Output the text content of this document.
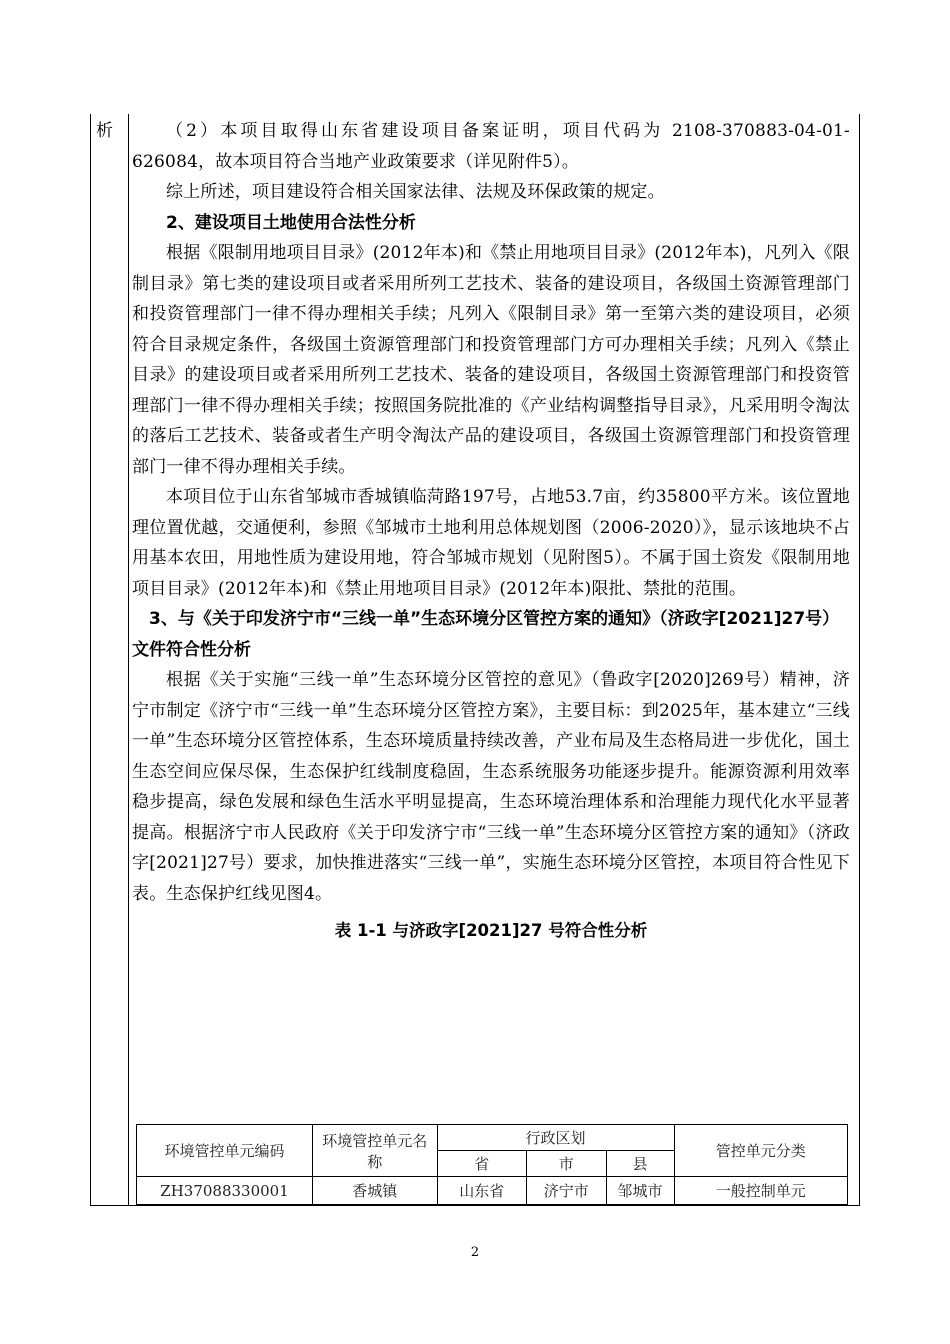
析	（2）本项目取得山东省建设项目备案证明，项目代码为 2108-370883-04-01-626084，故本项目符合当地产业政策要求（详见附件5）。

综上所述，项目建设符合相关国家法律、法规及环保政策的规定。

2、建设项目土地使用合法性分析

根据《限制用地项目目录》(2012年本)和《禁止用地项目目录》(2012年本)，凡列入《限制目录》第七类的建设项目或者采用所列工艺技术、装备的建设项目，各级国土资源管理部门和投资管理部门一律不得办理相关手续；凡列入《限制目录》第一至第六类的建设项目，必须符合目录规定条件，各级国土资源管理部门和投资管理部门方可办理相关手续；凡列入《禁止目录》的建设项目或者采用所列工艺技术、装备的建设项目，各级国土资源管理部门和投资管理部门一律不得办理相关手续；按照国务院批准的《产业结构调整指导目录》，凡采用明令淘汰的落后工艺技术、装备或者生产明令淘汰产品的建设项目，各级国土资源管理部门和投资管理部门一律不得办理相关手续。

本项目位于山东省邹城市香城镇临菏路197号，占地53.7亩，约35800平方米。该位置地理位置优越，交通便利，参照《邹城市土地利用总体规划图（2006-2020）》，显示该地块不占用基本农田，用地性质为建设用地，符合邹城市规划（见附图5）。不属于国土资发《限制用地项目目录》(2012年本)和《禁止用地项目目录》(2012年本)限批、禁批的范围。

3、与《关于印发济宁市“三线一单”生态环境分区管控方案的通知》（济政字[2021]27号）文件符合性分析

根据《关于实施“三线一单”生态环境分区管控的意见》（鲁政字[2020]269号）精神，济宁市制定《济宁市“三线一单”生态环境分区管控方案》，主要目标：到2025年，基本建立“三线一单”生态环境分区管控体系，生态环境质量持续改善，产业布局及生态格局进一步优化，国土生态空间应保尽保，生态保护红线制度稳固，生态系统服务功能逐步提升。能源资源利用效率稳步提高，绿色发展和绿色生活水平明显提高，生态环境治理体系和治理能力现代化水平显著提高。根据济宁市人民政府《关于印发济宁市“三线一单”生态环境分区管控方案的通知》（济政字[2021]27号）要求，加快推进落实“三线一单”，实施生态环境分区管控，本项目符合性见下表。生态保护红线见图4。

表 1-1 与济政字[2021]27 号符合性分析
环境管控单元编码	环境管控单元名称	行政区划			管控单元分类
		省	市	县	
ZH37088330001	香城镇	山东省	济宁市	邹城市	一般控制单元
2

§

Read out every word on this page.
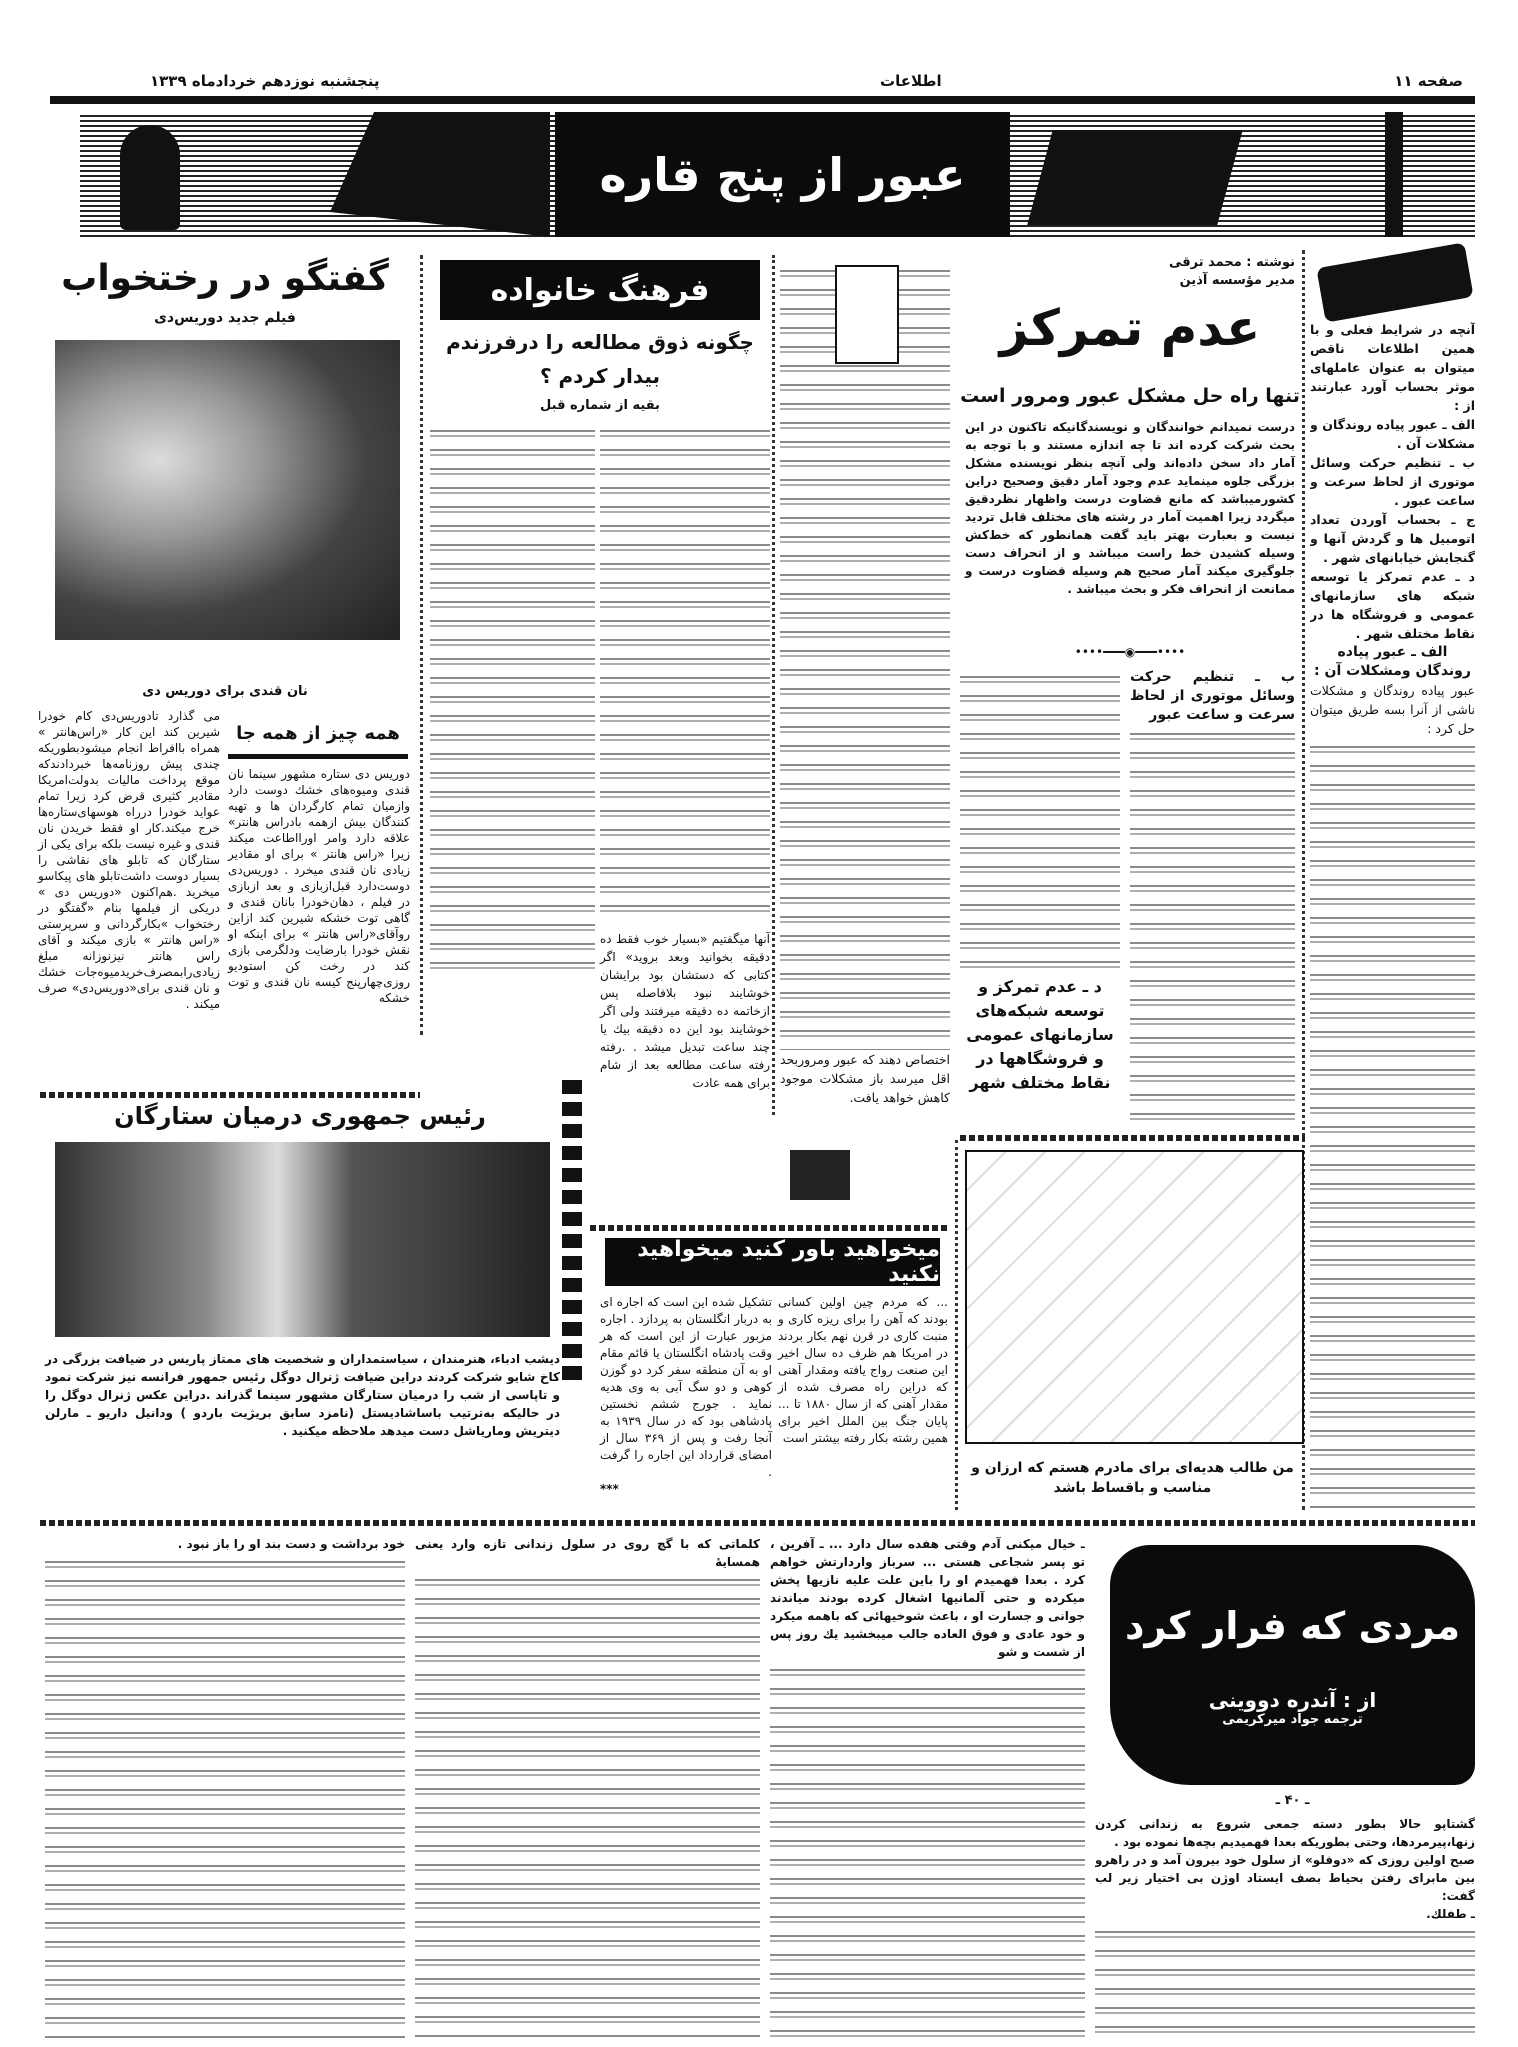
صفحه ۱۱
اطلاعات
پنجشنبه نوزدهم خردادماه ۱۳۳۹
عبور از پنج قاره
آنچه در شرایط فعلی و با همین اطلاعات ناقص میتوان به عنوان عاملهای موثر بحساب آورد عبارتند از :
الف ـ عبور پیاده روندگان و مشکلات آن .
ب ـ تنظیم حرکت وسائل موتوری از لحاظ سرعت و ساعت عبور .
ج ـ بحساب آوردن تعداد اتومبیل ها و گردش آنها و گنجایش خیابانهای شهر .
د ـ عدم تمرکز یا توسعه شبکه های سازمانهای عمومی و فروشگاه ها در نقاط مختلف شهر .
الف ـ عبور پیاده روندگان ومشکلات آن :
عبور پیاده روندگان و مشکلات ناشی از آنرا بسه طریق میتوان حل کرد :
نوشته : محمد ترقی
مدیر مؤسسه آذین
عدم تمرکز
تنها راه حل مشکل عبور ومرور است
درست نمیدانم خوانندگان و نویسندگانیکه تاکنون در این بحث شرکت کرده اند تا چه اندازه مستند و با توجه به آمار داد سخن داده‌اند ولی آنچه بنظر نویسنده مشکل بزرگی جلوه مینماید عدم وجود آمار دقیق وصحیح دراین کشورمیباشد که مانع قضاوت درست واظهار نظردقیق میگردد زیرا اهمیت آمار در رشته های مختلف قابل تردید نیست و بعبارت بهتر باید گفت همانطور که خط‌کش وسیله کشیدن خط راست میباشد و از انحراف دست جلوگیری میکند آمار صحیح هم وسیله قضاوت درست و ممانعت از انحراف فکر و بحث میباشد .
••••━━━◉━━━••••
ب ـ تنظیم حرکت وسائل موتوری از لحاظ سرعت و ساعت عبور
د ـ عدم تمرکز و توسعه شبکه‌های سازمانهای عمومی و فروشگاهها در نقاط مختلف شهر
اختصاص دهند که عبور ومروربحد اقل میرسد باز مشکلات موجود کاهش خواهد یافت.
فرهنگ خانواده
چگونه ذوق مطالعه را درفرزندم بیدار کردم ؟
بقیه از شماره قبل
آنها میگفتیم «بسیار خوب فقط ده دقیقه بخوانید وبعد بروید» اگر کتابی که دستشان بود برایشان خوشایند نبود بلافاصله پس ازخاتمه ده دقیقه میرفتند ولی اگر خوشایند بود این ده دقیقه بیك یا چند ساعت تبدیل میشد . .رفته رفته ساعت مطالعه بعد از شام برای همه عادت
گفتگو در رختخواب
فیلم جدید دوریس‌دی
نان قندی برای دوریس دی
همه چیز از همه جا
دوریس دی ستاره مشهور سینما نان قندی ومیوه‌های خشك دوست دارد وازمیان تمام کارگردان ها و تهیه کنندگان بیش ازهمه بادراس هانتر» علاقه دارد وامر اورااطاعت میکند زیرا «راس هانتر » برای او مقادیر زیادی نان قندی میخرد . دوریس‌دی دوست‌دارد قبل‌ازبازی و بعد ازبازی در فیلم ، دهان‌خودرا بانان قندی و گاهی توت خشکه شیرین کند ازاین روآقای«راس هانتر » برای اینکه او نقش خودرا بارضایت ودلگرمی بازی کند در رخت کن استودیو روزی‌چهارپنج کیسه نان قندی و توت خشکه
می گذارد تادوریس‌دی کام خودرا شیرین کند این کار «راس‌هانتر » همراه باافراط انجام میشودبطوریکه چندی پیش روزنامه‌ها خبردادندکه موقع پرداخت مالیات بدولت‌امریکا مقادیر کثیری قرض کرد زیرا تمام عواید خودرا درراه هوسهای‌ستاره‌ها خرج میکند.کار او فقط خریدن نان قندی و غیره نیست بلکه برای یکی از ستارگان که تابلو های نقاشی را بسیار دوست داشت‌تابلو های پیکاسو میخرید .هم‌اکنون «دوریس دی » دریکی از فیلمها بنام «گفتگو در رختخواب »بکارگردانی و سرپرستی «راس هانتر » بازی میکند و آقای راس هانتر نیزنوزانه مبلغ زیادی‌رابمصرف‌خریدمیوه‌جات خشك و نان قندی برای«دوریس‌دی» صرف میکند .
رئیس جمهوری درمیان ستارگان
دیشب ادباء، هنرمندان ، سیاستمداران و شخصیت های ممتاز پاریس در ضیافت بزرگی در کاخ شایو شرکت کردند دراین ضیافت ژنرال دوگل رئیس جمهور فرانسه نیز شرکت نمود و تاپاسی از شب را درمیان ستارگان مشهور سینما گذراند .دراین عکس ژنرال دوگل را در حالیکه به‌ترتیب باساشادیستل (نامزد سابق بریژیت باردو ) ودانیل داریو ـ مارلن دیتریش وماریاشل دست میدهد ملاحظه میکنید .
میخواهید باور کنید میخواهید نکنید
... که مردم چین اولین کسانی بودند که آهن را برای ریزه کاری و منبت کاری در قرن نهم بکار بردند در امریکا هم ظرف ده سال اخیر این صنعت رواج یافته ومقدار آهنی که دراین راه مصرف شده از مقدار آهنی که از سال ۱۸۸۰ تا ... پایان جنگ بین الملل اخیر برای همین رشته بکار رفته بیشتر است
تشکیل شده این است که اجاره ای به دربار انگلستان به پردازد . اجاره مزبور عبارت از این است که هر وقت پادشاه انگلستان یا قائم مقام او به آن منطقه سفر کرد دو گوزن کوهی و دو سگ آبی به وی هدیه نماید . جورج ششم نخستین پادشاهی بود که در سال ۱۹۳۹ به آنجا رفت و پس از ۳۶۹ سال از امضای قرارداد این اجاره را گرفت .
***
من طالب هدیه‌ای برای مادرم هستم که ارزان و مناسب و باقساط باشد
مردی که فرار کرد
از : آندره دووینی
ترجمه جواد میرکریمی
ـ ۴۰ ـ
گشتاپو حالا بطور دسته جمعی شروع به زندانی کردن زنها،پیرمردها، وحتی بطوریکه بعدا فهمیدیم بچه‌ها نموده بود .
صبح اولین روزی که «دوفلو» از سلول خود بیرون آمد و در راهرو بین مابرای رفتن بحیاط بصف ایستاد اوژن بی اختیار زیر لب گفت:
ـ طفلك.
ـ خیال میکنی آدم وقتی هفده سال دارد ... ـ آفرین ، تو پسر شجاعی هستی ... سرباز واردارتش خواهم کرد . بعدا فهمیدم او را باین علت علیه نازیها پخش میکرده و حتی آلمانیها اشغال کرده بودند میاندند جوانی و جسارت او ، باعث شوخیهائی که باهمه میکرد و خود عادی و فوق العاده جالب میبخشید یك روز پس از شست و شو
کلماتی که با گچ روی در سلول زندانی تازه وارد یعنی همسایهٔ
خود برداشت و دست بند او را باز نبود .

§

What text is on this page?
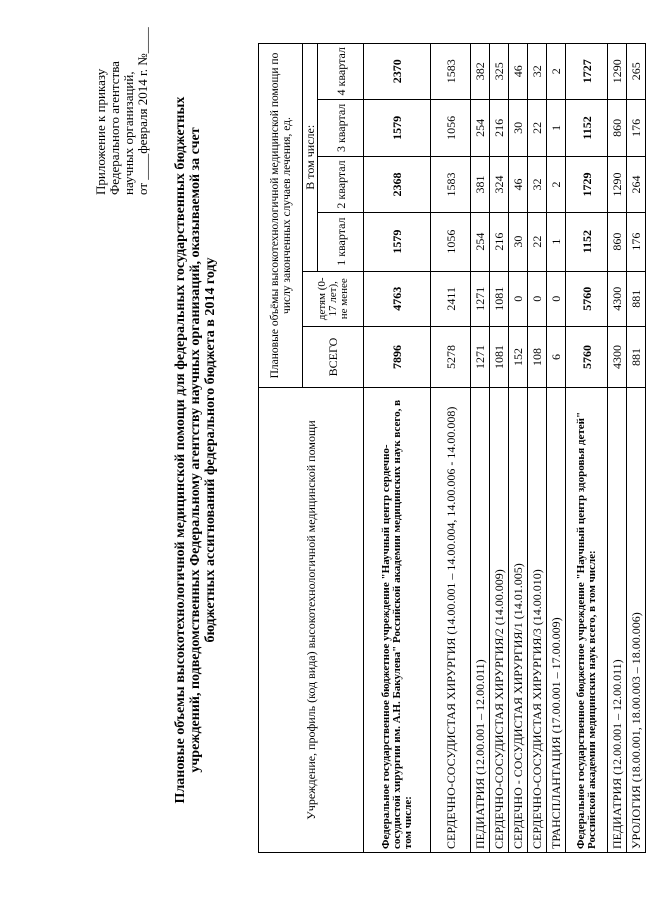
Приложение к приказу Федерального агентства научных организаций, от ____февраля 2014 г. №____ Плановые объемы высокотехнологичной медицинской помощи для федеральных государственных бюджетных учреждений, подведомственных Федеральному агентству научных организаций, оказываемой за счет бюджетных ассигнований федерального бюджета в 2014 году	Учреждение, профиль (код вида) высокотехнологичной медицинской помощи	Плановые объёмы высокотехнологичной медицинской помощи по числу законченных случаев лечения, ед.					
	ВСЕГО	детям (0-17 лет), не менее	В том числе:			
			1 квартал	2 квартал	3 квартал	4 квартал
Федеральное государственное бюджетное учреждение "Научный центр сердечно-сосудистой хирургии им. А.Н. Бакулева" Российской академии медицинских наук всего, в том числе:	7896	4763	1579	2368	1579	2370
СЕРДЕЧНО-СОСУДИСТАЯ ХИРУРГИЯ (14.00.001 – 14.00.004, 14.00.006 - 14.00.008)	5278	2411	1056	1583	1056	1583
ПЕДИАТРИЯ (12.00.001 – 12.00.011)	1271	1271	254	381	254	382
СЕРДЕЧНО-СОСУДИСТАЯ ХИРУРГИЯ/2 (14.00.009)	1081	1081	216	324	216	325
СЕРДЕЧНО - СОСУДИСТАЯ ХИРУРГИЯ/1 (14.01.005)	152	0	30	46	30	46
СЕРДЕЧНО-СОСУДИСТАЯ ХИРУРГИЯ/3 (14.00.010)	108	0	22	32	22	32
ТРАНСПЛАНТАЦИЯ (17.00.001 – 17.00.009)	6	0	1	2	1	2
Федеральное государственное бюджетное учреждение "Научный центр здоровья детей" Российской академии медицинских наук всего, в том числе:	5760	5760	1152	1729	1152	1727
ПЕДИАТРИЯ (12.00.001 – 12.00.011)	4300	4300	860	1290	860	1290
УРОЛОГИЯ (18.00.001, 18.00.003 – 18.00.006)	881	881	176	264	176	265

§

WHAT YOU HAVE TO DO –
What is the number of lines that hold the string "Федеральное"? Give it alone.

REPLY –
2